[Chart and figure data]
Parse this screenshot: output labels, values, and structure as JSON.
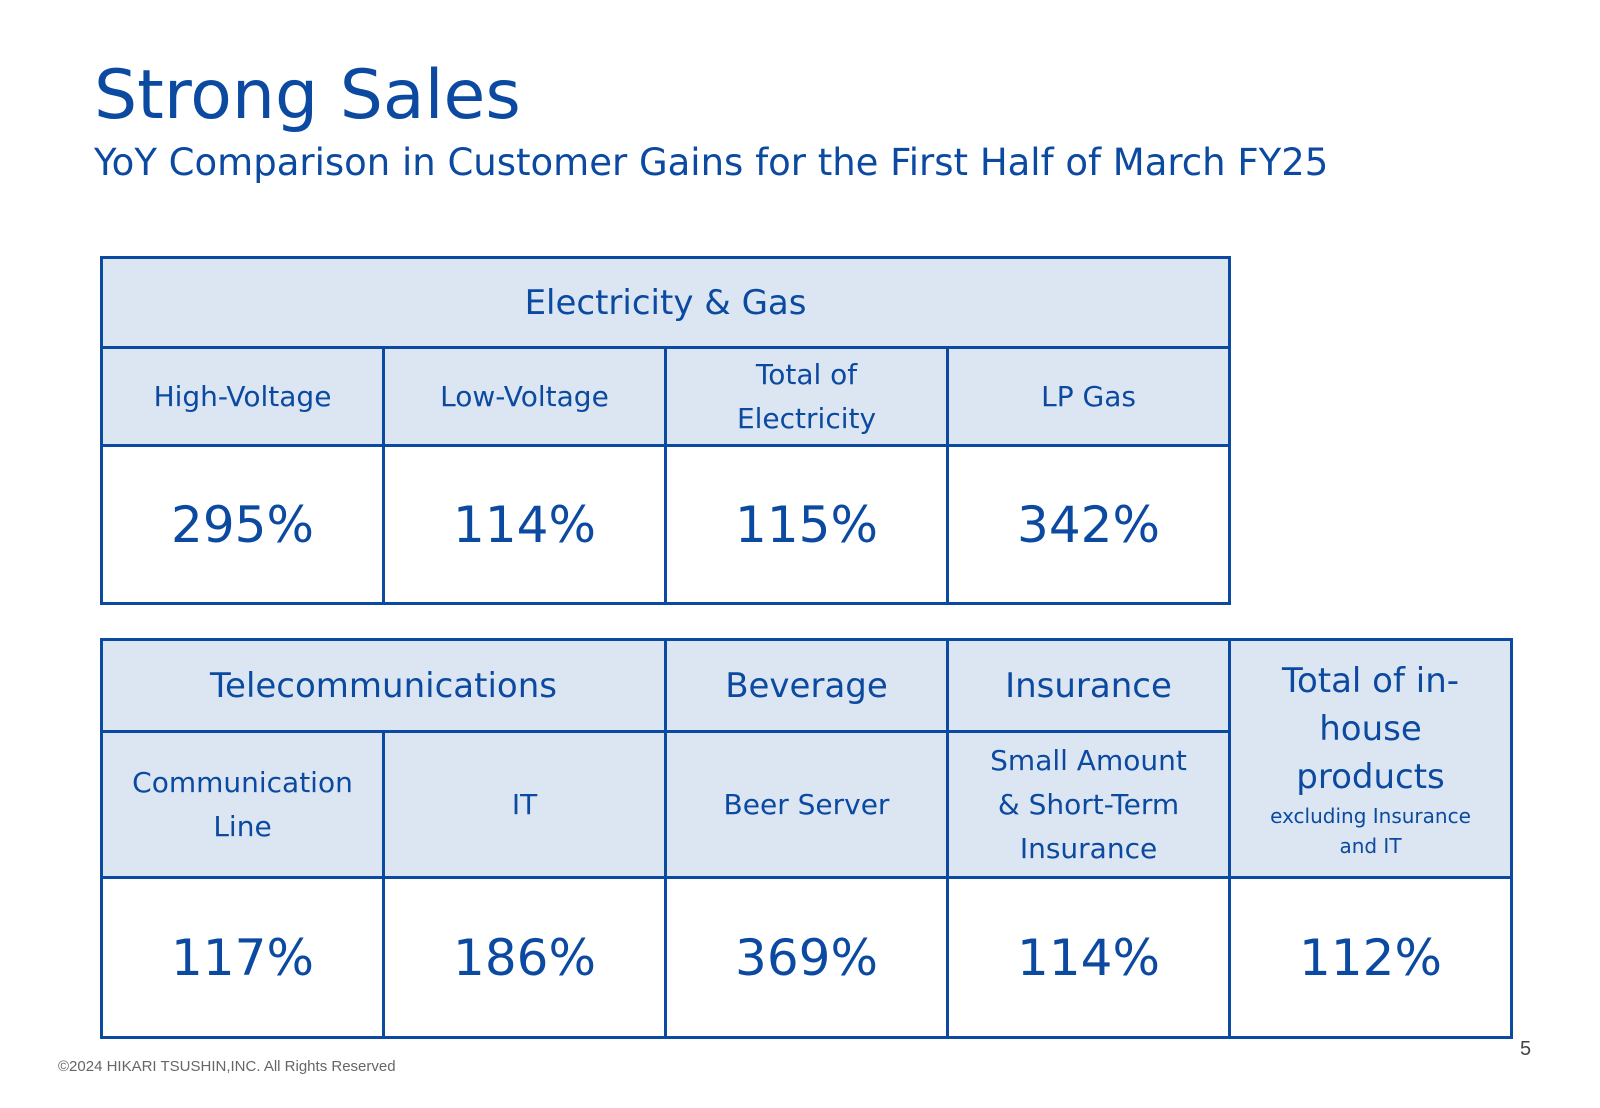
{
  "header": {
    "title": "Strong Sales",
    "subtitle": "YoY Comparison in Customer Gains for the First Half of March FY25"
  },
  "table_energy": {
    "category": "Electricity & Gas",
    "columns": [
      {
        "label": "High-Voltage",
        "value": "295%"
      },
      {
        "label": "Low-Voltage",
        "value": "114%"
      },
      {
        "label_line1": "Total of",
        "label_line2": "Electricity",
        "value": "115%"
      },
      {
        "label": "LP Gas",
        "value": "342%"
      }
    ]
  },
  "table_other": {
    "categories": {
      "telecom": "Telecommunications",
      "beverage": "Beverage",
      "insurance": "Insurance",
      "total_line1": "Total of in-",
      "total_line2": "house",
      "total_line3": "products",
      "total_note_line1": "excluding Insurance",
      "total_note_line2": "and IT"
    },
    "columns": [
      {
        "label_line1": "Communication",
        "label_line2": "Line",
        "value": "117%"
      },
      {
        "label": "IT",
        "value": "186%"
      },
      {
        "label": "Beer Server",
        "value": "369%"
      },
      {
        "label_line1": "Small Amount",
        "label_line2": "& Short-Term",
        "label_line3": "Insurance",
        "value": "114%"
      },
      {
        "value": "112%"
      }
    ]
  },
  "footer": {
    "copyright": "©2024 HIKARI TSUSHIN,INC. All Rights Reserved",
    "page_number": "5"
  }
}
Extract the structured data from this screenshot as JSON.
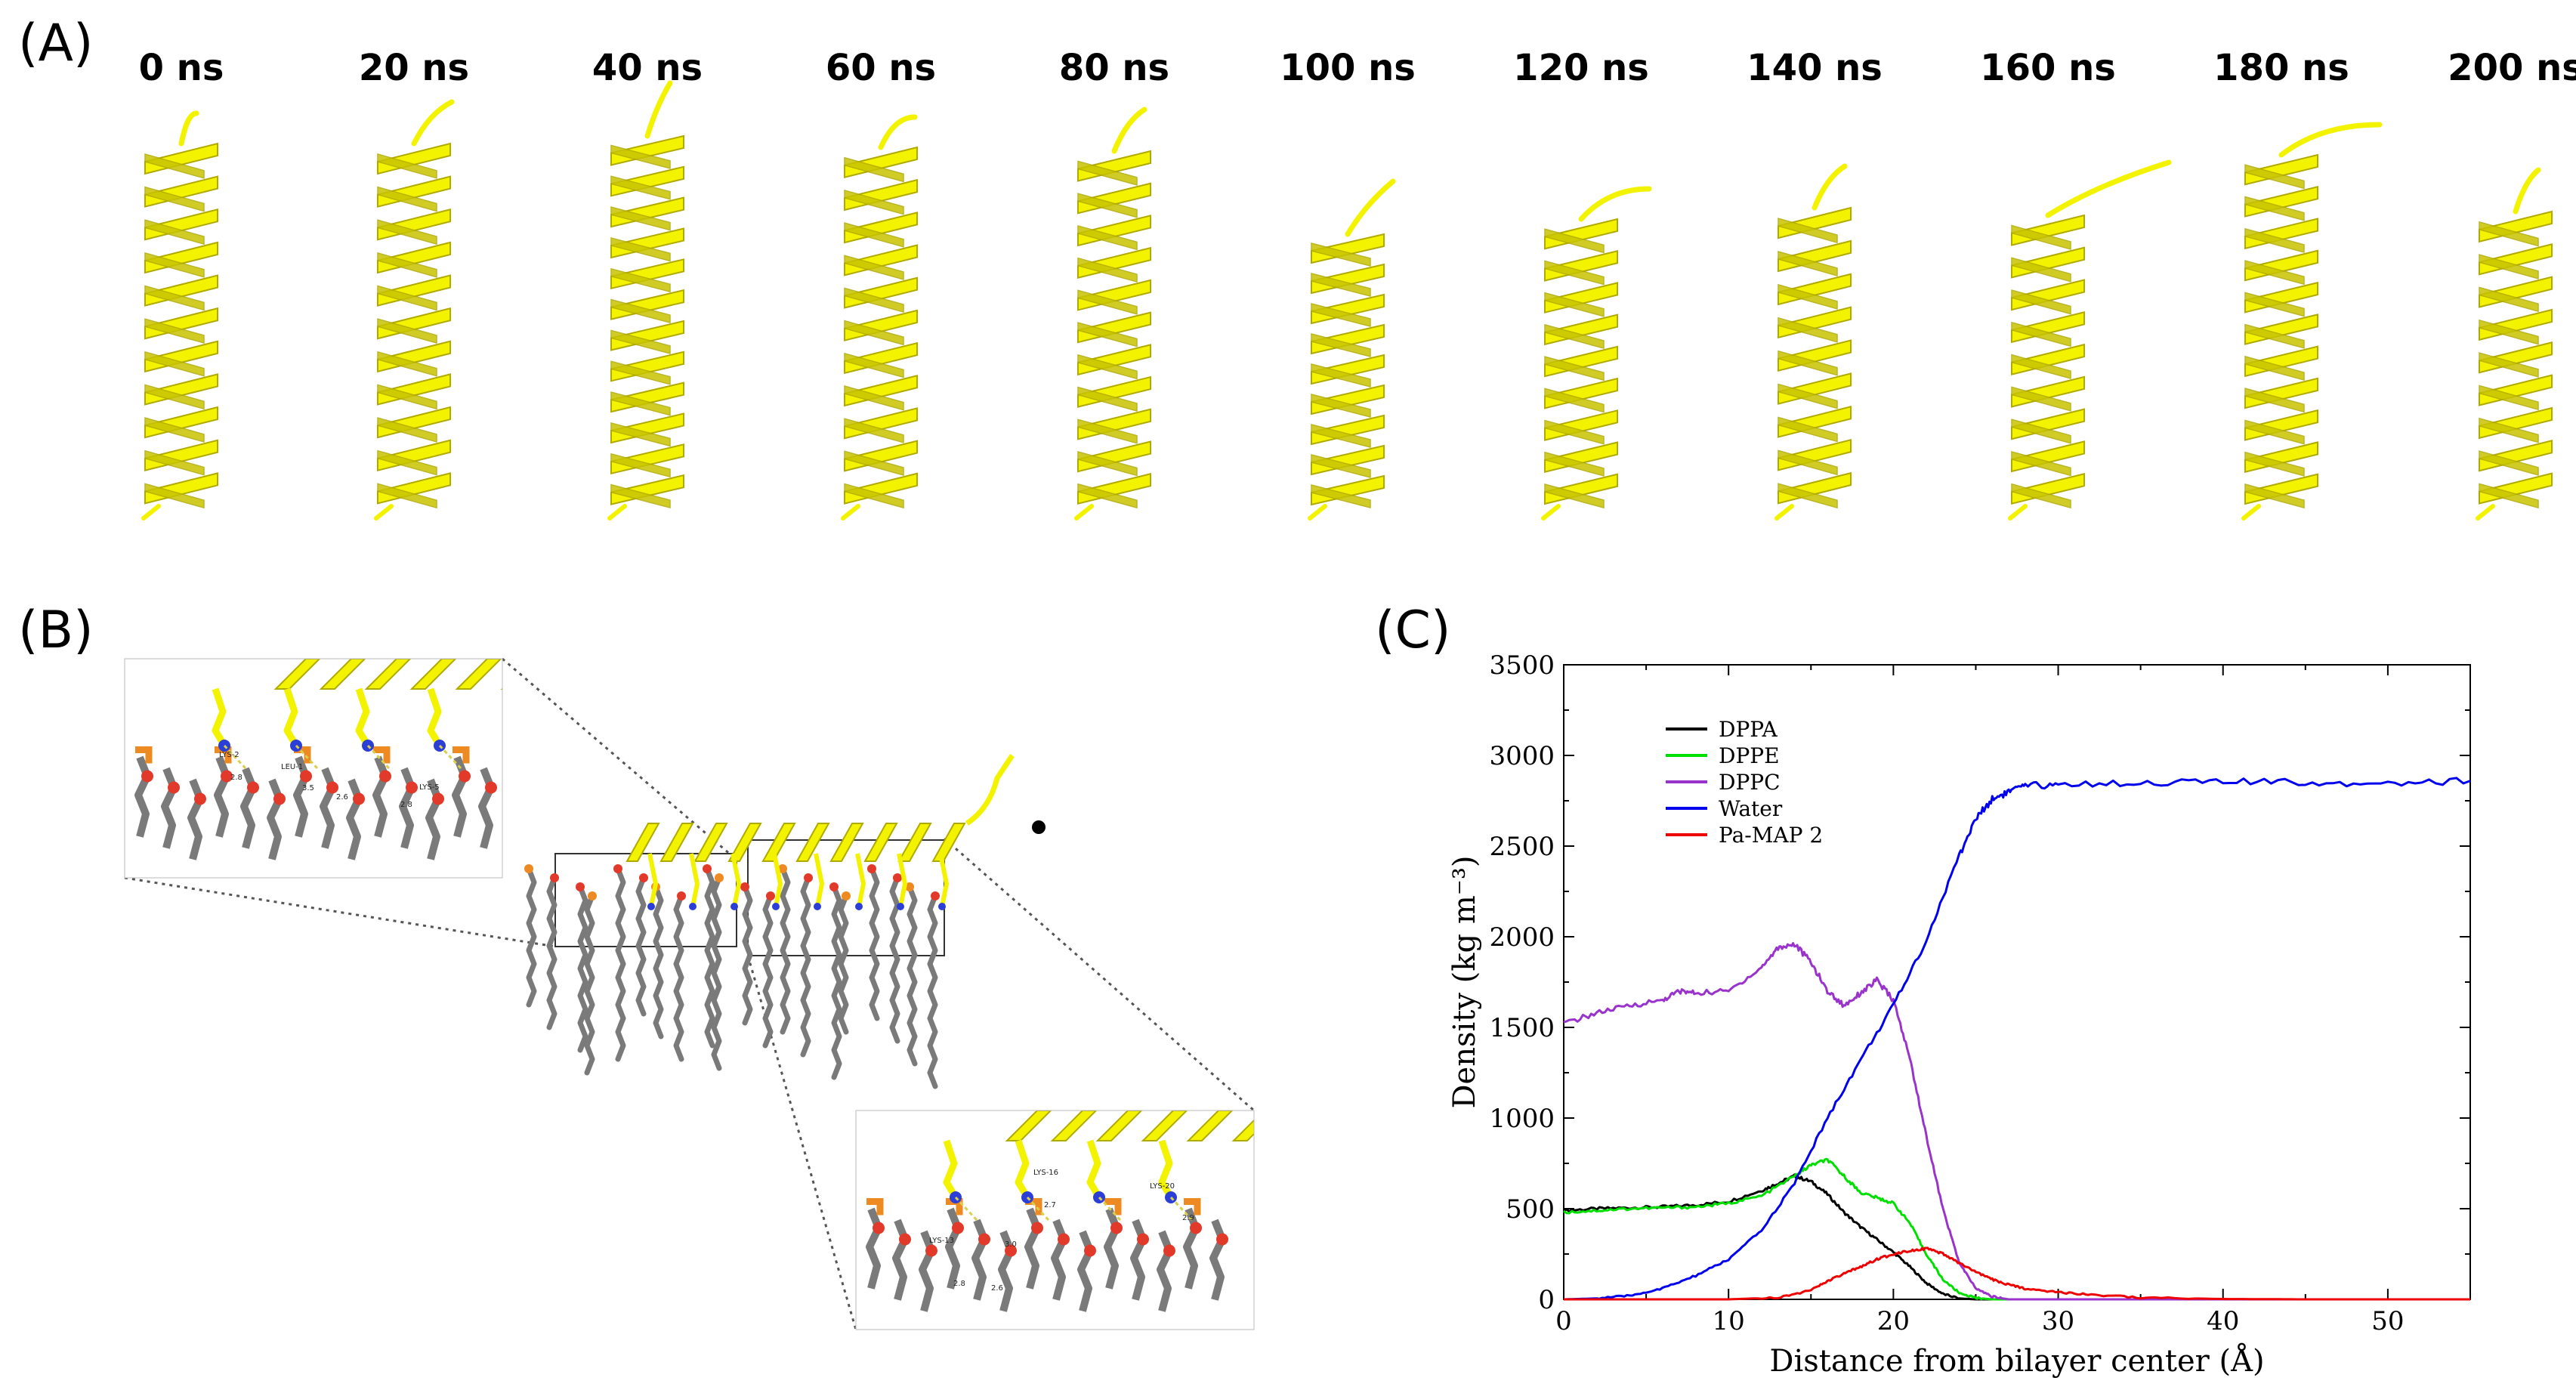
{
  "panels": {
    "a": "(A)",
    "b": "(B)",
    "c": "(C)"
  },
  "snapshots": [
    "0 ns",
    "20 ns",
    "40 ns",
    "60 ns",
    "80 ns",
    "100 ns",
    "120 ns",
    "140 ns",
    "160 ns",
    "180 ns",
    "200 ns"
  ],
  "colors": {
    "helix": "#f3f300",
    "helix_edge": "#b0aa00",
    "lipid": "#7a7a7a",
    "oxygen": "#e23a2a",
    "phosphorus": "#ee8a22",
    "nitrogen": "#2b3fd6",
    "hbond": "#d8cf4a"
  },
  "panel_b": {
    "inset_top_labels": [
      "LYS-2",
      "LEU-1",
      "LYS-5",
      "2.8",
      "3.5",
      "2.6",
      "2.8"
    ],
    "inset_bottom_labels": [
      "LYS-16",
      "LYS-20",
      "LYS-13",
      "2.7",
      "2.9",
      "3.0",
      "2.8",
      "2.6"
    ]
  },
  "chart_data": {
    "type": "line",
    "title": "",
    "xlabel": "Distance from bilayer center (Å)",
    "ylabel": "Density (kg m⁻³)",
    "xlim": [
      0,
      55
    ],
    "ylim": [
      0,
      3500
    ],
    "xticks": [
      0,
      10,
      20,
      30,
      40,
      50
    ],
    "yticks": [
      0,
      500,
      1000,
      1500,
      2000,
      2500,
      3000,
      3500
    ],
    "legend_position": "top-left",
    "series": [
      {
        "name": "DPPA",
        "color": "#000000",
        "x": [
          0,
          2,
          4,
          6,
          8,
          10,
          12,
          13,
          14,
          15,
          16,
          17,
          18,
          19,
          20,
          21,
          22,
          23,
          24,
          25
        ],
        "y": [
          490,
          500,
          505,
          510,
          520,
          540,
          600,
          640,
          680,
          650,
          580,
          480,
          400,
          330,
          260,
          180,
          90,
          30,
          5,
          0
        ]
      },
      {
        "name": "DPPE",
        "color": "#00e000",
        "x": [
          0,
          2,
          4,
          6,
          8,
          10,
          12,
          14,
          15,
          16,
          17,
          18,
          19,
          20,
          21,
          22,
          23,
          24,
          25,
          26
        ],
        "y": [
          480,
          490,
          500,
          505,
          510,
          530,
          570,
          680,
          740,
          770,
          680,
          590,
          560,
          530,
          420,
          250,
          110,
          35,
          8,
          0
        ]
      },
      {
        "name": "DPPC",
        "color": "#9933cc",
        "x": [
          0,
          2,
          4,
          6,
          7,
          8,
          10,
          12,
          13,
          14,
          15,
          16,
          17,
          18,
          19,
          20,
          21,
          22,
          23,
          24,
          25,
          26,
          27
        ],
        "y": [
          1520,
          1580,
          1620,
          1650,
          1700,
          1690,
          1700,
          1830,
          1940,
          1960,
          1860,
          1700,
          1620,
          1690,
          1760,
          1650,
          1330,
          900,
          500,
          200,
          60,
          15,
          0
        ]
      },
      {
        "name": "Water",
        "color": "#0000ee",
        "x": [
          0,
          2,
          4,
          6,
          8,
          10,
          12,
          14,
          16,
          18,
          20,
          22,
          24,
          25,
          26,
          27,
          28,
          30,
          35,
          40,
          45,
          50,
          55
        ],
        "y": [
          0,
          5,
          20,
          60,
          130,
          220,
          380,
          640,
          1000,
          1320,
          1620,
          1980,
          2450,
          2650,
          2760,
          2800,
          2830,
          2840,
          2850,
          2855,
          2850,
          2850,
          2860
        ]
      },
      {
        "name": "Pa-MAP 2",
        "color": "#ee0000",
        "x": [
          0,
          5,
          10,
          13,
          15,
          16,
          17,
          18,
          19,
          20,
          21,
          22,
          23,
          24,
          25,
          26,
          27,
          28,
          30,
          32,
          35,
          40,
          45,
          55
        ],
        "y": [
          0,
          0,
          0,
          10,
          50,
          100,
          140,
          180,
          220,
          250,
          270,
          280,
          250,
          200,
          150,
          110,
          80,
          60,
          40,
          25,
          10,
          2,
          0,
          0
        ]
      }
    ]
  }
}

#### [PROBLEM DESCRIPTION]
Your task is to return the entries above exactly, with no pictures.

#### [TASK SOLUTION]
Parse this screenshot: output labels, values, and structure as JSON.
{
  "header": {
    "title": "Strong Sales",
    "subtitle": "YoY Comparison in Customer Gains for the First Half of March FY25"
  },
  "table_energy": {
    "category": "Electricity & Gas",
    "columns": [
      {
        "label": "High-Voltage",
        "value": "295%"
      },
      {
        "label": "Low-Voltage",
        "value": "114%"
      },
      {
        "label_line1": "Total of",
        "label_line2": "Electricity",
        "value": "115%"
      },
      {
        "label": "LP Gas",
        "value": "342%"
      }
    ]
  },
  "table_other": {
    "categories": {
      "telecom": "Telecommunications",
      "beverage": "Beverage",
      "insurance": "Insurance",
      "total_line1": "Total of in-",
      "total_line2": "house",
      "total_line3": "products",
      "total_note_line1": "excluding Insurance",
      "total_note_line2": "and IT"
    },
    "columns": [
      {
        "label_line1": "Communication",
        "label_line2": "Line",
        "value": "117%"
      },
      {
        "label": "IT",
        "value": "186%"
      },
      {
        "label": "Beer Server",
        "value": "369%"
      },
      {
        "label_line1": "Small Amount",
        "label_line2": "& Short-Term",
        "label_line3": "Insurance",
        "value": "114%"
      },
      {
        "value": "112%"
      }
    ]
  },
  "footer": {
    "copyright": "©2024 HIKARI TSUSHIN,INC. All Rights Reserved",
    "page_number": "5"
  }
}
Extract the structured data from this screenshot as JSON.
{
  "panels": {
    "a": "(A)",
    "b": "(B)",
    "c": "(C)"
  },
  "snapshots": [
    "0 ns",
    "20 ns",
    "40 ns",
    "60 ns",
    "80 ns",
    "100 ns",
    "120 ns",
    "140 ns",
    "160 ns",
    "180 ns",
    "200 ns"
  ],
  "colors": {
    "helix": "#f3f300",
    "helix_edge": "#b0aa00",
    "lipid": "#7a7a7a",
    "oxygen": "#e23a2a",
    "phosphorus": "#ee8a22",
    "nitrogen": "#2b3fd6",
    "hbond": "#d8cf4a"
  },
  "panel_b": {
    "inset_top_labels": [
      "LYS-2",
      "LEU-1",
      "LYS-5",
      "2.8",
      "3.5",
      "2.6",
      "2.8"
    ],
    "inset_bottom_labels": [
      "LYS-16",
      "LYS-20",
      "LYS-13",
      "2.7",
      "2.9",
      "3.0",
      "2.8",
      "2.6"
    ]
  },
  "chart_data": {
    "type": "line",
    "title": "",
    "xlabel": "Distance from bilayer center (Å)",
    "ylabel": "Density (kg m⁻³)",
    "xlim": [
      0,
      55
    ],
    "ylim": [
      0,
      3500
    ],
    "xticks": [
      0,
      10,
      20,
      30,
      40,
      50
    ],
    "yticks": [
      0,
      500,
      1000,
      1500,
      2000,
      2500,
      3000,
      3500
    ],
    "legend_position": "top-left",
    "series": [
      {
        "name": "DPPA",
        "color": "#000000",
        "x": [
          0,
          2,
          4,
          6,
          8,
          10,
          12,
          13,
          14,
          15,
          16,
          17,
          18,
          19,
          20,
          21,
          22,
          23,
          24,
          25
        ],
        "y": [
          490,
          500,
          505,
          510,
          520,
          540,
          600,
          640,
          680,
          650,
          580,
          480,
          400,
          330,
          260,
          180,
          90,
          30,
          5,
          0
        ]
      },
      {
        "name": "DPPE",
        "color": "#00e000",
        "x": [
          0,
          2,
          4,
          6,
          8,
          10,
          12,
          14,
          15,
          16,
          17,
          18,
          19,
          20,
          21,
          22,
          23,
          24,
          25,
          26
        ],
        "y": [
          480,
          490,
          500,
          505,
          510,
          530,
          570,
          680,
          740,
          770,
          680,
          590,
          560,
          530,
          420,
          250,
          110,
          35,
          8,
          0
        ]
      },
      {
        "name": "DPPC",
        "color": "#9933cc",
        "x": [
          0,
          2,
          4,
          6,
          7,
          8,
          10,
          12,
          13,
          14,
          15,
          16,
          17,
          18,
          19,
          20,
          21,
          22,
          23,
          24,
          25,
          26,
          27
        ],
        "y": [
          1520,
          1580,
          1620,
          1650,
          1700,
          1690,
          1700,
          1830,
          1940,
          1960,
          1860,
          1700,
          1620,
          1690,
          1760,
          1650,
          1330,
          900,
          500,
          200,
          60,
          15,
          0
        ]
      },
      {
        "name": "Water",
        "color": "#0000ee",
        "x": [
          0,
          2,
          4,
          6,
          8,
          10,
          12,
          14,
          16,
          18,
          20,
          22,
          24,
          25,
          26,
          27,
          28,
          30,
          35,
          40,
          45,
          50,
          55
        ],
        "y": [
          0,
          5,
          20,
          60,
          130,
          220,
          380,
          640,
          1000,
          1320,
          1620,
          1980,
          2450,
          2650,
          2760,
          2800,
          2830,
          2840,
          2850,
          2855,
          2850,
          2850,
          2860
        ]
      },
      {
        "name": "Pa-MAP 2",
        "color": "#ee0000",
        "x": [
          0,
          5,
          10,
          13,
          15,
          16,
          17,
          18,
          19,
          20,
          21,
          22,
          23,
          24,
          25,
          26,
          27,
          28,
          30,
          32,
          35,
          40,
          45,
          55
        ],
        "y": [
          0,
          0,
          0,
          10,
          50,
          100,
          140,
          180,
          220,
          250,
          270,
          280,
          250,
          200,
          150,
          110,
          80,
          60,
          40,
          25,
          10,
          2,
          0,
          0
        ]
      }
    ]
  }
}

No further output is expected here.